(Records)
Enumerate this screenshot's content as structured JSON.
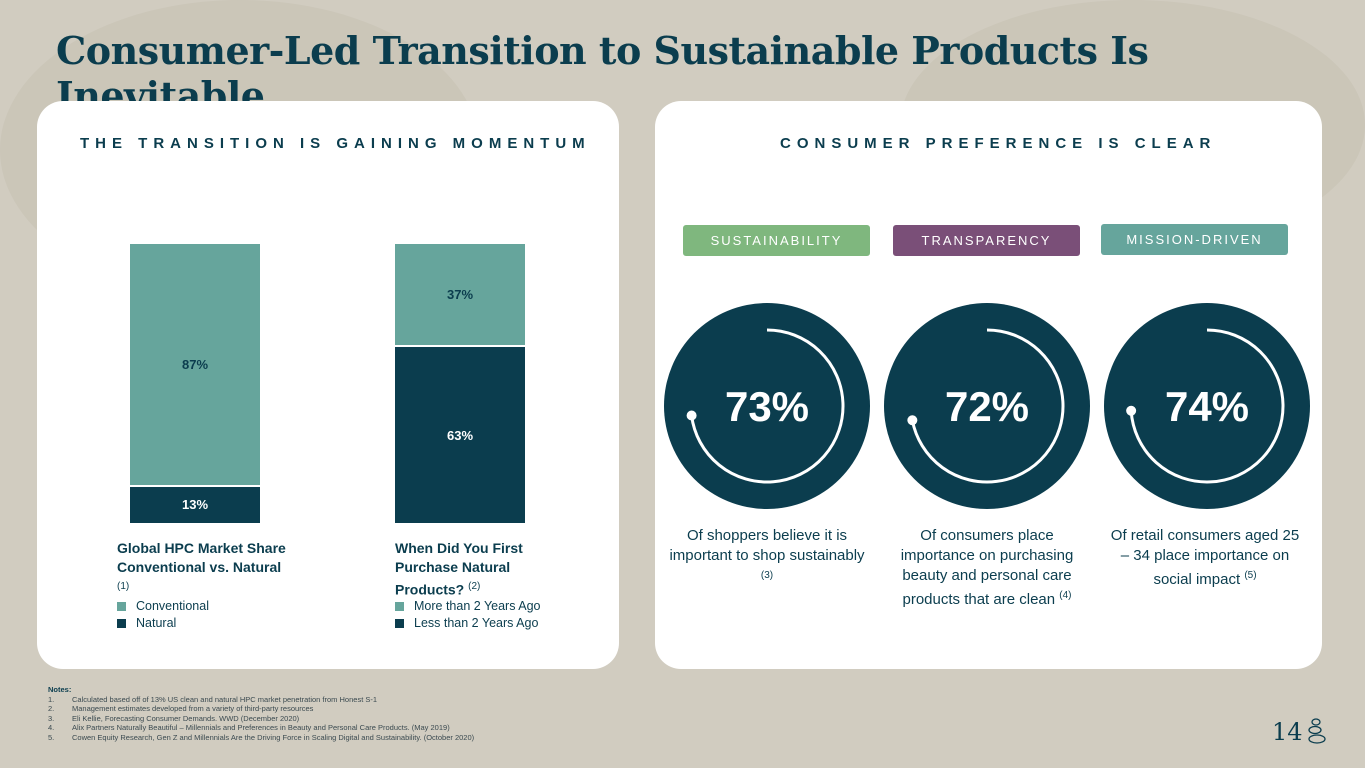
{
  "title": "Consumer-Led Transition to Sustainable Products Is Inevitable",
  "left": {
    "heading": "THE TRANSITION IS GAINING MOMENTUM",
    "charts": [
      {
        "caption": "Global HPC Market Share Conventional vs. Natural",
        "note": "(1)",
        "light_value": 87,
        "dark_value": 13,
        "light_label": "87%",
        "dark_label": "13%",
        "legend": [
          "Conventional",
          "Natural"
        ]
      },
      {
        "caption": "When Did You First Purchase Natural Products?",
        "note": "(2)",
        "light_value": 37,
        "dark_value": 63,
        "light_label": "37%",
        "dark_label": "63%",
        "legend": [
          "More than 2 Years Ago",
          "Less than 2 Years Ago"
        ]
      }
    ],
    "colors": {
      "light": "#66a59c",
      "dark": "#0b3d4e"
    }
  },
  "right": {
    "heading": "CONSUMER PREFERENCE IS CLEAR",
    "stats": [
      {
        "tag": "SUSTAINABILITY",
        "color": "#7fb77e",
        "value": 73,
        "label": "73%",
        "desc": "Of shoppers believe it is important to shop sustainably",
        "note": "(3)"
      },
      {
        "tag": "TRANSPARENCY",
        "color": "#7a4f78",
        "value": 72,
        "label": "72%",
        "desc": "Of consumers place importance on purchasing beauty and personal care products that are clean",
        "note": "(4)"
      },
      {
        "tag": "MISSION-DRIVEN",
        "color": "#66a59c",
        "value": 74,
        "label": "74%",
        "desc": "Of retail consumers aged 25 – 34 place importance on social impact",
        "note": "(5)"
      }
    ]
  },
  "notes": {
    "heading": "Notes:",
    "items": [
      {
        "n": "1.",
        "text": "Calculated based off of 13% US clean and natural HPC market penetration from Honest S-1"
      },
      {
        "n": "2.",
        "text": "Management estimates developed from a variety of third-party resources"
      },
      {
        "n": "3.",
        "text": "Eli Kellie, Forecasting Consumer Demands. WWD (December 2020)"
      },
      {
        "n": "4.",
        "text": "Alix Partners Naturally Beautiful – Millennials and Preferences in Beauty and Personal Care Products. (May 2019)"
      },
      {
        "n": "5.",
        "text": "Cowen Equity Research, Gen Z and Millennials Are the Driving Force in Scaling Digital and Sustainability. (October 2020)"
      }
    ]
  },
  "page_number": "14"
}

**What you need to do**
Without including any pictures, output all the entries above exactly.

**The reply**
Enumerate this screenshot's content as structured JSON.
{
  "title": "Consumer-Led Transition to Sustainable Products Is Inevitable",
  "left": {
    "heading": "THE TRANSITION IS GAINING MOMENTUM",
    "charts": [
      {
        "caption": "Global HPC Market Share Conventional vs. Natural",
        "note": "(1)",
        "light_value": 87,
        "dark_value": 13,
        "light_label": "87%",
        "dark_label": "13%",
        "legend": [
          "Conventional",
          "Natural"
        ]
      },
      {
        "caption": "When Did You First Purchase Natural Products?",
        "note": "(2)",
        "light_value": 37,
        "dark_value": 63,
        "light_label": "37%",
        "dark_label": "63%",
        "legend": [
          "More than 2 Years Ago",
          "Less than 2 Years Ago"
        ]
      }
    ],
    "colors": {
      "light": "#66a59c",
      "dark": "#0b3d4e"
    }
  },
  "right": {
    "heading": "CONSUMER PREFERENCE IS CLEAR",
    "stats": [
      {
        "tag": "SUSTAINABILITY",
        "color": "#7fb77e",
        "value": 73,
        "label": "73%",
        "desc": "Of shoppers believe it is important to shop sustainably",
        "note": "(3)"
      },
      {
        "tag": "TRANSPARENCY",
        "color": "#7a4f78",
        "value": 72,
        "label": "72%",
        "desc": "Of consumers place importance on purchasing beauty and personal care products that are clean",
        "note": "(4)"
      },
      {
        "tag": "MISSION-DRIVEN",
        "color": "#66a59c",
        "value": 74,
        "label": "74%",
        "desc": "Of retail consumers aged 25 – 34 place importance on social impact",
        "note": "(5)"
      }
    ]
  },
  "notes": {
    "heading": "Notes:",
    "items": [
      {
        "n": "1.",
        "text": "Calculated based off of 13% US clean and natural HPC market penetration from Honest S-1"
      },
      {
        "n": "2.",
        "text": "Management estimates developed from a variety of third-party resources"
      },
      {
        "n": "3.",
        "text": "Eli Kellie, Forecasting Consumer Demands. WWD (December 2020)"
      },
      {
        "n": "4.",
        "text": "Alix Partners Naturally Beautiful – Millennials and Preferences in Beauty and Personal Care Products. (May 2019)"
      },
      {
        "n": "5.",
        "text": "Cowen Equity Research, Gen Z and Millennials Are the Driving Force in Scaling Digital and Sustainability. (October 2020)"
      }
    ]
  },
  "page_number": "14"
}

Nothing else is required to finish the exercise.